─── Supplied material
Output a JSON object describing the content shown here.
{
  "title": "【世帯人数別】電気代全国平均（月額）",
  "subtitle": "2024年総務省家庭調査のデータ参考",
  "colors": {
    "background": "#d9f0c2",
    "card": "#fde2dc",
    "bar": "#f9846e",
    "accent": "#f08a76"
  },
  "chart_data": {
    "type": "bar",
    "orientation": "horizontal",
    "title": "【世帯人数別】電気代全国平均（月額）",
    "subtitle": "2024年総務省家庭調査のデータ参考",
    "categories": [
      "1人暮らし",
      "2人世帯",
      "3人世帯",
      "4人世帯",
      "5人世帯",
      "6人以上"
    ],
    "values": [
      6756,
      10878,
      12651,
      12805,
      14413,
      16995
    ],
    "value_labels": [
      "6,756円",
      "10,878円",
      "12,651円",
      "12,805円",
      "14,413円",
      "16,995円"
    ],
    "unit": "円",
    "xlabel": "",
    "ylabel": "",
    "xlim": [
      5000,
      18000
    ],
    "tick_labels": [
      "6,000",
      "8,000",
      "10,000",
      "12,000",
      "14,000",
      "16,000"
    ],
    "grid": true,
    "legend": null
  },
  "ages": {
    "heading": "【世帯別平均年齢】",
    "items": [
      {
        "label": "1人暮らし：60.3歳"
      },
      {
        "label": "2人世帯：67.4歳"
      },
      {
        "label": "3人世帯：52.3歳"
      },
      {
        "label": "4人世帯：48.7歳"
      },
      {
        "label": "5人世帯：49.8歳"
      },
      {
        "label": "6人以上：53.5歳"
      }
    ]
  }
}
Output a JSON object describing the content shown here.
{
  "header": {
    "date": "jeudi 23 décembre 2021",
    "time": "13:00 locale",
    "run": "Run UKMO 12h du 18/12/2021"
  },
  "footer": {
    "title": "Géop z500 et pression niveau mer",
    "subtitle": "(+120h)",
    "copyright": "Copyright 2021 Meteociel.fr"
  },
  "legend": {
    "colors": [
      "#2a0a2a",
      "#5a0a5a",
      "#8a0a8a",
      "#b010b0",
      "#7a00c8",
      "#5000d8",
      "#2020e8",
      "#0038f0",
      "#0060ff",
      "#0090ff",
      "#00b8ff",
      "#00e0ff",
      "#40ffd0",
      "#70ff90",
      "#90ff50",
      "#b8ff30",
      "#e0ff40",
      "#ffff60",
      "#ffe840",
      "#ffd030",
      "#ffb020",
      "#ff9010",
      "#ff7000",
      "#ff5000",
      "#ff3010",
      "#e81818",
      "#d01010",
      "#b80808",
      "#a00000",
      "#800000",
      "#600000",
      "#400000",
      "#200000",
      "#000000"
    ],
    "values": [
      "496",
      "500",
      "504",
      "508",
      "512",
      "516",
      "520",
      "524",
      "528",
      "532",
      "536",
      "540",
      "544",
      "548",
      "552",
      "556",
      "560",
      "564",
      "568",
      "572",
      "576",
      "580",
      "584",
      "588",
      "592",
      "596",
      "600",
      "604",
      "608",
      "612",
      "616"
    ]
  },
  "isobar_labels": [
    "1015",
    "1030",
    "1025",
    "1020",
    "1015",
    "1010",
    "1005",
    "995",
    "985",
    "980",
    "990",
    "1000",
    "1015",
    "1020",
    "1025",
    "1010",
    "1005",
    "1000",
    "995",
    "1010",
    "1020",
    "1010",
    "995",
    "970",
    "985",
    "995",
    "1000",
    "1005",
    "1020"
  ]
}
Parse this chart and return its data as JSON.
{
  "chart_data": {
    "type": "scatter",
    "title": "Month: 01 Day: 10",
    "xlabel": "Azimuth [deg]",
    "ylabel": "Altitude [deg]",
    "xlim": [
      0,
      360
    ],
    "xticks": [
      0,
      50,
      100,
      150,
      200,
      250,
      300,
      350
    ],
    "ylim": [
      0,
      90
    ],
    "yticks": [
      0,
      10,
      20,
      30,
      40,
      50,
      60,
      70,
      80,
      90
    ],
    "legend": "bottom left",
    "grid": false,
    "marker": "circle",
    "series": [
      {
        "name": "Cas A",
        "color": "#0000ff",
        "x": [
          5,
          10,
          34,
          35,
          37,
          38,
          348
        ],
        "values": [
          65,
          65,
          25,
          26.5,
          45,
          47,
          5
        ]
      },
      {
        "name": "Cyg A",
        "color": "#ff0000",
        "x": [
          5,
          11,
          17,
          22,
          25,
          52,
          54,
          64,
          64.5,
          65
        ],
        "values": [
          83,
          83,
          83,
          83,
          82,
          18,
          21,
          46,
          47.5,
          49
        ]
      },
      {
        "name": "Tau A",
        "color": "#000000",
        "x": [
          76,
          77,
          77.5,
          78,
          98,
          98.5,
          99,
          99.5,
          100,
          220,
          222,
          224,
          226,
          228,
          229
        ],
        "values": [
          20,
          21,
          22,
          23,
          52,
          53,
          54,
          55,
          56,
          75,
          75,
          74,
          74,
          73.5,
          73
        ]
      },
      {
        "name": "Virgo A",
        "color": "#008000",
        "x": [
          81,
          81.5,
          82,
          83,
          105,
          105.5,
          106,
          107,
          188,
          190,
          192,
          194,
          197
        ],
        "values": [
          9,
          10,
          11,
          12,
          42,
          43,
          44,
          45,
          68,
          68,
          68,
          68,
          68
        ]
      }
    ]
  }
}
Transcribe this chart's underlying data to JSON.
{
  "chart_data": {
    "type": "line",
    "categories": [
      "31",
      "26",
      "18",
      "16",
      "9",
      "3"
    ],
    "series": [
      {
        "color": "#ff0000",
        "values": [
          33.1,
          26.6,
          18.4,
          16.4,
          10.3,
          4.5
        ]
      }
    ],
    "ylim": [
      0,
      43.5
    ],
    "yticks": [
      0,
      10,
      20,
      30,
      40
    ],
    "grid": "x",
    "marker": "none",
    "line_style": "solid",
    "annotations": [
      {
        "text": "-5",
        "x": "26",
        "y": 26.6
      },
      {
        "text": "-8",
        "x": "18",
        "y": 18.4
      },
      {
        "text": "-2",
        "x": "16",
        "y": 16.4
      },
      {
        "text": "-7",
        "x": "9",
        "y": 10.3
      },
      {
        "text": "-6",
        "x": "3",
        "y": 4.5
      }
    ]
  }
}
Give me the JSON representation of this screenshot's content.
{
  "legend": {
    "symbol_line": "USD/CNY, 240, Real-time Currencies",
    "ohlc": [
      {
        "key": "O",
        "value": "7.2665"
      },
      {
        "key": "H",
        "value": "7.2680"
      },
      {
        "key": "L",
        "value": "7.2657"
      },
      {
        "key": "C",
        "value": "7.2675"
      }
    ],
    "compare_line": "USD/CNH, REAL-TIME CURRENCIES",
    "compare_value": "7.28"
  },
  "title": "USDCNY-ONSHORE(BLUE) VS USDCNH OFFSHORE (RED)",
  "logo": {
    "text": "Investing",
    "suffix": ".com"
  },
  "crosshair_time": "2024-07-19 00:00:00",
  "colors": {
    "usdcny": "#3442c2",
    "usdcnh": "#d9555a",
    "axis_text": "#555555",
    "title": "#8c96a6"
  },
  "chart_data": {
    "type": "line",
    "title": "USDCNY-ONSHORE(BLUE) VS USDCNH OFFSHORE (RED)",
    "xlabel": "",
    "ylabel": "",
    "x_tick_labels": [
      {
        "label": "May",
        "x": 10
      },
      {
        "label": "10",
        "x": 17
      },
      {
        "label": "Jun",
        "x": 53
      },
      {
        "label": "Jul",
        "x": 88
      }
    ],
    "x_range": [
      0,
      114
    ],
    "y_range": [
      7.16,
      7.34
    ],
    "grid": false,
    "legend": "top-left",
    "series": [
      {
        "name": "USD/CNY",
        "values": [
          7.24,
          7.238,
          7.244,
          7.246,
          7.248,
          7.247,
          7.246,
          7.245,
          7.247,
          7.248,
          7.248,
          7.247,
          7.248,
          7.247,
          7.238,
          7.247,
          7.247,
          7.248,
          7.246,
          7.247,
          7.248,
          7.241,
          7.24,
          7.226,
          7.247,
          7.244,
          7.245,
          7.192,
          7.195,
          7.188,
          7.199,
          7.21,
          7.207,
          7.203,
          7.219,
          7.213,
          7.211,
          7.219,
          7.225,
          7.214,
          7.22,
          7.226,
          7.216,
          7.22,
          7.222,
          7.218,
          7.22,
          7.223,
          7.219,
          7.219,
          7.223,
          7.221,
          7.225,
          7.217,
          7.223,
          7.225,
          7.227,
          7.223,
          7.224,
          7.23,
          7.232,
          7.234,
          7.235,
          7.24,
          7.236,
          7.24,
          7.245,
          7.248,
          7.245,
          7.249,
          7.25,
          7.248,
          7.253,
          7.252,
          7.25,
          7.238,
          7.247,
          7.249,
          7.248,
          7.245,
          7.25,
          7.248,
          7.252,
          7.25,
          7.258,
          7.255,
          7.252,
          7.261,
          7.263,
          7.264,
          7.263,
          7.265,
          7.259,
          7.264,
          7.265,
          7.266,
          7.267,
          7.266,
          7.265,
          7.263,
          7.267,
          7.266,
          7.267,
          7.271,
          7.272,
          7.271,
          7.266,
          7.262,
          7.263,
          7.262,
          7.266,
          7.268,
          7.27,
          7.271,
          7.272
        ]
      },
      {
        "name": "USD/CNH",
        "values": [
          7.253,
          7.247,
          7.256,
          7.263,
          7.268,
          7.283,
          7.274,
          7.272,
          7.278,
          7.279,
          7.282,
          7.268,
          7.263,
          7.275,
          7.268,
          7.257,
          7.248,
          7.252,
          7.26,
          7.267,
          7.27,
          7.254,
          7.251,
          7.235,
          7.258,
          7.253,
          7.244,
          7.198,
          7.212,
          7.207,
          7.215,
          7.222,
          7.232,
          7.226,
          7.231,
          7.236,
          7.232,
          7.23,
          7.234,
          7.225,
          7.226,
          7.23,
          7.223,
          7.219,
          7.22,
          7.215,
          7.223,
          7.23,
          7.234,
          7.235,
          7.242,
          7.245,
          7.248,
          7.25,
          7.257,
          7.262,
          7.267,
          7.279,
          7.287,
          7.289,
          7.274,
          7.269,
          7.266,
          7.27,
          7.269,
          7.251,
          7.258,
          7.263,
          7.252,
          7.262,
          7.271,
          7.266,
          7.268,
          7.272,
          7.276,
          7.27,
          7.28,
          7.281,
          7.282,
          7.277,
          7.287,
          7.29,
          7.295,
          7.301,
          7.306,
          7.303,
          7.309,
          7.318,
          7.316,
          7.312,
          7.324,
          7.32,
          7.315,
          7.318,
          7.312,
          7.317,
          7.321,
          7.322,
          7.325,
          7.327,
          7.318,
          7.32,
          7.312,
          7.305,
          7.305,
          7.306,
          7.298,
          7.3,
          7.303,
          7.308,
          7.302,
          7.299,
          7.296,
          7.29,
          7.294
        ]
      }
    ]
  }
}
──────
- **Directions for this task**
Go through the records and show every line with the string "電気代全国平均" in it.

- **Exercise output**
  "title": "【世帯人数別】電気代全国平均（月額）",
    "title": "【世帯人数別】電気代全国平均（月額）",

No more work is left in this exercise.